◆ What the task requires ◆
State only how many lines below include the string "значит".

◆ Records for the task ◆

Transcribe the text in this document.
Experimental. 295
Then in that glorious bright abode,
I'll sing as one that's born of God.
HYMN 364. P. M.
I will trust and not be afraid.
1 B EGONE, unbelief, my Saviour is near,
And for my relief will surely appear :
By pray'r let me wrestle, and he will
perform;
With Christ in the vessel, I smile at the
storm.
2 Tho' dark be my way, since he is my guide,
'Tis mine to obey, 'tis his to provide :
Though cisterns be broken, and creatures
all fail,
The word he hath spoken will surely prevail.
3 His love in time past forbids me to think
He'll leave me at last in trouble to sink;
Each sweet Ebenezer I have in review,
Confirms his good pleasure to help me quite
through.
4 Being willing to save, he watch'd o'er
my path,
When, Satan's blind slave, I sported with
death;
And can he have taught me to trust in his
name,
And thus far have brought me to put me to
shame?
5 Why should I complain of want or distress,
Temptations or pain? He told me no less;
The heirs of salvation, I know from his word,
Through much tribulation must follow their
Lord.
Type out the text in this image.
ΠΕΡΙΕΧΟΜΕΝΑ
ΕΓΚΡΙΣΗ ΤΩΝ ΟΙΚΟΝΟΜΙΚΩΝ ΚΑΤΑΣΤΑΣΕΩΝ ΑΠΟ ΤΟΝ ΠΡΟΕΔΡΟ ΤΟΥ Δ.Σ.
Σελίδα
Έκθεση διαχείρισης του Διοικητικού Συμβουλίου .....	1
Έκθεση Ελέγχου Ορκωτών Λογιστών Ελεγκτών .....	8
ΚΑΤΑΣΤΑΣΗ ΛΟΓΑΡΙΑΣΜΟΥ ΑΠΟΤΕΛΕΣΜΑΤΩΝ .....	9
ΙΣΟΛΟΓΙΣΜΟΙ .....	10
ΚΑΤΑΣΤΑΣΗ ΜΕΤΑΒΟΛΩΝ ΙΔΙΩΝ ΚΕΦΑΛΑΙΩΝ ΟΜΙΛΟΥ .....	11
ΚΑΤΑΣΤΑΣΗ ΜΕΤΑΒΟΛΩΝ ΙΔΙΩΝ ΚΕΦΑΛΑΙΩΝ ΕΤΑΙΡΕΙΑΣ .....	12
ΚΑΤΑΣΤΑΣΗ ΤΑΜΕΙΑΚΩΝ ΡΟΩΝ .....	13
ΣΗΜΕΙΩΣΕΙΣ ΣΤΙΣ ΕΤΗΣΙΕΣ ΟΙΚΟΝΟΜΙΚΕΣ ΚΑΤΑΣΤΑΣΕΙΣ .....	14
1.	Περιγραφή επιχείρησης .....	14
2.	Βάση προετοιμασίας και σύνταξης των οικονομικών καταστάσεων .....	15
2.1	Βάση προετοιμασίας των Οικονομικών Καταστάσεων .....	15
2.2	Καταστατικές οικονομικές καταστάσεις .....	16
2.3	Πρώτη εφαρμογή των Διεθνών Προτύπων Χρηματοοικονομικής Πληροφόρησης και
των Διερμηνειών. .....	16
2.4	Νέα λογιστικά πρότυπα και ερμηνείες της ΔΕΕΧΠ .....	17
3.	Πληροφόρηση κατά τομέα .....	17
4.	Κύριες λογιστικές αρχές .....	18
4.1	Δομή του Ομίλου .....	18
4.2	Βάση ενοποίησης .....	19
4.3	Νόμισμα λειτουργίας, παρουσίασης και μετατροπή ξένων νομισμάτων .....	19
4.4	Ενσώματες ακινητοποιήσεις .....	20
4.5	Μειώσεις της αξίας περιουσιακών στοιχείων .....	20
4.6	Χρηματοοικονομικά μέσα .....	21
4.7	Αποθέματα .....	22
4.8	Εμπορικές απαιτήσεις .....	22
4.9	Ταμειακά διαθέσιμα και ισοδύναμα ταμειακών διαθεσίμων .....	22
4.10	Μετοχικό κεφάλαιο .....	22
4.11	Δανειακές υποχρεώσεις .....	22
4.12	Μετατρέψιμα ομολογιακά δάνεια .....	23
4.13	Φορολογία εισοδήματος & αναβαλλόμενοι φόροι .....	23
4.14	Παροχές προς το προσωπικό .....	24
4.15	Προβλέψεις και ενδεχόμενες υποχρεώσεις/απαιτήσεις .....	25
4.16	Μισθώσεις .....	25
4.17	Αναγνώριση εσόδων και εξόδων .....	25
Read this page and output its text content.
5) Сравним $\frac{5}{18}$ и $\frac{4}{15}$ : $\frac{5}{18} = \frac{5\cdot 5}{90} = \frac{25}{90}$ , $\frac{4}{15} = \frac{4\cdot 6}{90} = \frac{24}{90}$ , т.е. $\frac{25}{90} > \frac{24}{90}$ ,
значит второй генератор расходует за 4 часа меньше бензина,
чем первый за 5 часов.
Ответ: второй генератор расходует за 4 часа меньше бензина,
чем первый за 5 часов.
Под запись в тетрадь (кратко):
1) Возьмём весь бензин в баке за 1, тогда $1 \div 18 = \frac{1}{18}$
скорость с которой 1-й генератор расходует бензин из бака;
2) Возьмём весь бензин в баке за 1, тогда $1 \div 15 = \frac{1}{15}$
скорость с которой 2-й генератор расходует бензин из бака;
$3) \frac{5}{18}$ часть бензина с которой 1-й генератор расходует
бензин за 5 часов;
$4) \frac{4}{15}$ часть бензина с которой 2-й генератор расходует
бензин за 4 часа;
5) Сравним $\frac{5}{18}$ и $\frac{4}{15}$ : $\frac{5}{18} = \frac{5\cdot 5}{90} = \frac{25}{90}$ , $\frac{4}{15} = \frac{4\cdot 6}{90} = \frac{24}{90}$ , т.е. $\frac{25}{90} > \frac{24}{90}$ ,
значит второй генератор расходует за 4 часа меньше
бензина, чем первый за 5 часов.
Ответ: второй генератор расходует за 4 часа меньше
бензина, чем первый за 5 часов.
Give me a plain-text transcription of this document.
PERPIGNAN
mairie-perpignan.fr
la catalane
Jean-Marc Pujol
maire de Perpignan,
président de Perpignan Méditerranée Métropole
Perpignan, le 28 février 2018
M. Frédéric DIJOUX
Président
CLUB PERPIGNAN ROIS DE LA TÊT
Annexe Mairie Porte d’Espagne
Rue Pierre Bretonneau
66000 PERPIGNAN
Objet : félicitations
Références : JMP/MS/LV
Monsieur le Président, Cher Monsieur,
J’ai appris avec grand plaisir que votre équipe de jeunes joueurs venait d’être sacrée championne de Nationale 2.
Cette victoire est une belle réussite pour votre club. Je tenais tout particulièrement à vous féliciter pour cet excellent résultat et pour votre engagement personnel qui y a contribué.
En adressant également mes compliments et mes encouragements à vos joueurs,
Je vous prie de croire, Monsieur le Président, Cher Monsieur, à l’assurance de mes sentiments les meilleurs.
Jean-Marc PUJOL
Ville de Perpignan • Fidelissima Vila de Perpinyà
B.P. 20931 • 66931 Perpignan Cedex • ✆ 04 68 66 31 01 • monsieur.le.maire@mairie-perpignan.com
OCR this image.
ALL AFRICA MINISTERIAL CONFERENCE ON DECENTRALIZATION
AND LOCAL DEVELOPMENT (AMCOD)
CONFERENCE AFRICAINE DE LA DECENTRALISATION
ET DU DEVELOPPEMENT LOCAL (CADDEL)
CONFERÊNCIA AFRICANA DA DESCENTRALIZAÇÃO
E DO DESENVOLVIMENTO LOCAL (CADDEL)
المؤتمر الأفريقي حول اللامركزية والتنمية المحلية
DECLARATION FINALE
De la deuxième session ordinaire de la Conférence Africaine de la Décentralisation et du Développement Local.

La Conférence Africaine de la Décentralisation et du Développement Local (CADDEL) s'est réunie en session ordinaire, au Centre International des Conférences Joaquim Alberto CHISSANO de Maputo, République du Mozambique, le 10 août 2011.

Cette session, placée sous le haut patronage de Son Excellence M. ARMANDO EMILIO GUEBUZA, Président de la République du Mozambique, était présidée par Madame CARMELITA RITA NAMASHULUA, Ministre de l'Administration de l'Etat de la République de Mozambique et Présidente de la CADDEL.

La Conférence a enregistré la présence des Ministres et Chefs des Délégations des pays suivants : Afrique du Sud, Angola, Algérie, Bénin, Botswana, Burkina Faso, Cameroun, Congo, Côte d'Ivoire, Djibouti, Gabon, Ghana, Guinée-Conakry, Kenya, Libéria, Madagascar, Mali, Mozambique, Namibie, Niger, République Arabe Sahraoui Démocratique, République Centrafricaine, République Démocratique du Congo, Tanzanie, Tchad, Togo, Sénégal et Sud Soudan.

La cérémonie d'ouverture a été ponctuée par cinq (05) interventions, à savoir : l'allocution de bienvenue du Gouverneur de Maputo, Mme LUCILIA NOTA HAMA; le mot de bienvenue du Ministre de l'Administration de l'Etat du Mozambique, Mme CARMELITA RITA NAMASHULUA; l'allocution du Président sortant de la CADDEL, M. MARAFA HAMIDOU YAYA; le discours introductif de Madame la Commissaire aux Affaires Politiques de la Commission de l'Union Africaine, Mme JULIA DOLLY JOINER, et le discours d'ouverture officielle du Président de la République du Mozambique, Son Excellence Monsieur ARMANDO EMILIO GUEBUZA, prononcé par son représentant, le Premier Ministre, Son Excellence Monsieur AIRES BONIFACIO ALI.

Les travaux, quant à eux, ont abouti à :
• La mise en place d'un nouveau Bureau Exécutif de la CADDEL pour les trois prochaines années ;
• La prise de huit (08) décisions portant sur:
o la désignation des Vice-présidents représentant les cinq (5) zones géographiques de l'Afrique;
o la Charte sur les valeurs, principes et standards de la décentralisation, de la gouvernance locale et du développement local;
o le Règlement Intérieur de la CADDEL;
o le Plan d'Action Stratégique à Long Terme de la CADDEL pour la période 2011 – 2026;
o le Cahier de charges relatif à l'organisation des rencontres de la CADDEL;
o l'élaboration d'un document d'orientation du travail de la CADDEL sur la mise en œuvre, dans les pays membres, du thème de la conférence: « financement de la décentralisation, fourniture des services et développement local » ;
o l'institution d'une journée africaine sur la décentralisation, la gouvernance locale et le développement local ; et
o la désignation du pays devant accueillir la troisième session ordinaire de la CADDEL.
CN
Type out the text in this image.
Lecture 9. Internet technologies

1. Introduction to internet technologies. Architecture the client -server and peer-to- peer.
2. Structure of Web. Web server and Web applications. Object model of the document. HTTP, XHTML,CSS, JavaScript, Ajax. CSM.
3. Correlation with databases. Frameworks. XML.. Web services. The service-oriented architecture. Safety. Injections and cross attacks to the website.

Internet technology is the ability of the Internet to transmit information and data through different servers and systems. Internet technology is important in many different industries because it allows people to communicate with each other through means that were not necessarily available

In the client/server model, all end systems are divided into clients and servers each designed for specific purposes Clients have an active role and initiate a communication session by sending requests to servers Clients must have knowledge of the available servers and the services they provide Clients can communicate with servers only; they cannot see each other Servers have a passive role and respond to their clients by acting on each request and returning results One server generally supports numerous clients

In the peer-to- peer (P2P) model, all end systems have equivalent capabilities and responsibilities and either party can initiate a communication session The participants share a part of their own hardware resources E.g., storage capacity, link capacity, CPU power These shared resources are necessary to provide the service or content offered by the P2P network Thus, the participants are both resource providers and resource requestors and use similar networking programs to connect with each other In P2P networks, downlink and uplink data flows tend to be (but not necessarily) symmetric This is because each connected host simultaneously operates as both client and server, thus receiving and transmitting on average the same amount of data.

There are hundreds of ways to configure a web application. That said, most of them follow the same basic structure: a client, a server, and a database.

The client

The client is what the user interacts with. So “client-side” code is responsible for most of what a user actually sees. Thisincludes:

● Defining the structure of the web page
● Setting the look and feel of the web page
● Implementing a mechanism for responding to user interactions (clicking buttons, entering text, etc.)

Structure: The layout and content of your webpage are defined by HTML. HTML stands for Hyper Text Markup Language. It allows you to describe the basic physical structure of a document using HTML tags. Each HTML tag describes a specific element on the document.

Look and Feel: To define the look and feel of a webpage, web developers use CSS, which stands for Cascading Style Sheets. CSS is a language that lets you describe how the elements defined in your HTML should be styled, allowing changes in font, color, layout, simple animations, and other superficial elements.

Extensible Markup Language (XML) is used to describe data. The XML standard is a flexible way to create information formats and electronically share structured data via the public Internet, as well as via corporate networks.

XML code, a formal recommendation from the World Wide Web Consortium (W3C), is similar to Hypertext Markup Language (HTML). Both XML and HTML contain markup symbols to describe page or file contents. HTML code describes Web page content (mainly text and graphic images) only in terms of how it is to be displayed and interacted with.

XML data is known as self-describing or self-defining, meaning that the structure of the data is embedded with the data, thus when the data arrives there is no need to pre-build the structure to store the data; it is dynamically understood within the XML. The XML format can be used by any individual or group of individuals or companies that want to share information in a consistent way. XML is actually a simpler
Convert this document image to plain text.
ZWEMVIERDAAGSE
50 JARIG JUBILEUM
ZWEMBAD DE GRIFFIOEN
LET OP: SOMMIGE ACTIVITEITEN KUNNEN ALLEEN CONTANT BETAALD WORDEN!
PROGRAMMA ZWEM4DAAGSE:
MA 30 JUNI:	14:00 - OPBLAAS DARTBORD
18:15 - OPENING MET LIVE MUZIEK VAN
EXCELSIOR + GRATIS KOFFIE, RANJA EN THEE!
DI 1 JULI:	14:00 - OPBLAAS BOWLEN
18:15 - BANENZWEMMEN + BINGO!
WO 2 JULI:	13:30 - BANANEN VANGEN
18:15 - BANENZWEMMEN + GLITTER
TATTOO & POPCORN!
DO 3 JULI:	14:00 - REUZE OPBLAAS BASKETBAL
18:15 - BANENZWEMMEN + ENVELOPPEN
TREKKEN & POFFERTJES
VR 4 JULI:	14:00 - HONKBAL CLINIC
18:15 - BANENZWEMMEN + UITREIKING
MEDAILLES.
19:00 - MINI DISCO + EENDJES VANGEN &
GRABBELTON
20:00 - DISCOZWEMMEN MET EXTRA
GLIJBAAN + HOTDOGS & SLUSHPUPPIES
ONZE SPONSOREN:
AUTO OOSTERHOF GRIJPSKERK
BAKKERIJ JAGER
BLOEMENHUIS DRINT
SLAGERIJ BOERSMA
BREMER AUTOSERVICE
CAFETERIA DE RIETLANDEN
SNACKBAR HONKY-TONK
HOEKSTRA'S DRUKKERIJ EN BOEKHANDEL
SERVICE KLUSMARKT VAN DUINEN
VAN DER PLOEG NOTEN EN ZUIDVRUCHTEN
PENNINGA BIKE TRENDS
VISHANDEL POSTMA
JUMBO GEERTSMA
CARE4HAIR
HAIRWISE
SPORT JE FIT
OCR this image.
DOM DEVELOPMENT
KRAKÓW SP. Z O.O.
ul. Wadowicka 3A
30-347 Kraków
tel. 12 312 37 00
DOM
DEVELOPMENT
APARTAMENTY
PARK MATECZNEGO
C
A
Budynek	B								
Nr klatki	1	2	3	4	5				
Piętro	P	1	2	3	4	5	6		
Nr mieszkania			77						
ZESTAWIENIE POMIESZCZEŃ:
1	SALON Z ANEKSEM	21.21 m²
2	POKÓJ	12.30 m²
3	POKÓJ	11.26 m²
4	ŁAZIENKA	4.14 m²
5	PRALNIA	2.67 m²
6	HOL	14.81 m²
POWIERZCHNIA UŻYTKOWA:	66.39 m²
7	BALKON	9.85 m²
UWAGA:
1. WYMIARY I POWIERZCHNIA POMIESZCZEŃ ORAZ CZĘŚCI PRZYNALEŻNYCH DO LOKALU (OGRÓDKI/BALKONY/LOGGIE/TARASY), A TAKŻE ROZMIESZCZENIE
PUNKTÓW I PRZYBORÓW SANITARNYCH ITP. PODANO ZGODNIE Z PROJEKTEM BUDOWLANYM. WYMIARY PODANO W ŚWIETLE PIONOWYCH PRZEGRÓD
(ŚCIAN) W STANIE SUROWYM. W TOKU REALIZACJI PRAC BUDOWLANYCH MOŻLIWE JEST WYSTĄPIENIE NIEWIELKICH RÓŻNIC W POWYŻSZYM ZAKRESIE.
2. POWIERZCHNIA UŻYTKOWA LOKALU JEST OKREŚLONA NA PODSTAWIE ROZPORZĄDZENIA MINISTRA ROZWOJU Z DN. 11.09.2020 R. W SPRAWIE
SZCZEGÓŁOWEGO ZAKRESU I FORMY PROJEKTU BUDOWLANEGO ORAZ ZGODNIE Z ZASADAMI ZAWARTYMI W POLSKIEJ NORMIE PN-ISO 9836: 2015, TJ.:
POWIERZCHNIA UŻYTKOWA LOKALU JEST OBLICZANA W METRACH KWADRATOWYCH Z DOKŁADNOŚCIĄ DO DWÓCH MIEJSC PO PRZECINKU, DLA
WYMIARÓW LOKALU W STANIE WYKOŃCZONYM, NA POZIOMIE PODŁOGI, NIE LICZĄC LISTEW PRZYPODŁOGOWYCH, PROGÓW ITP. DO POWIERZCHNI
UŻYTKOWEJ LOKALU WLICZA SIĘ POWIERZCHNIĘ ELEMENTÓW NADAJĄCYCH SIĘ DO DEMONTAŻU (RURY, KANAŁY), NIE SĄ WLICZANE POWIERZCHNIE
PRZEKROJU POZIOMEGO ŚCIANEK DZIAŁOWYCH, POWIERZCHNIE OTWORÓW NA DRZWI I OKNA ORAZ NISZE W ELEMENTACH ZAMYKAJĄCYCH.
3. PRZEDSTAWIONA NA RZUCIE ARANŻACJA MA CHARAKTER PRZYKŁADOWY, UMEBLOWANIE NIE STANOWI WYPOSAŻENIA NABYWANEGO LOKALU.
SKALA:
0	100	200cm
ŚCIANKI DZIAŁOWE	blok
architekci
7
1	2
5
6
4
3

◆ Response to this task ◆
2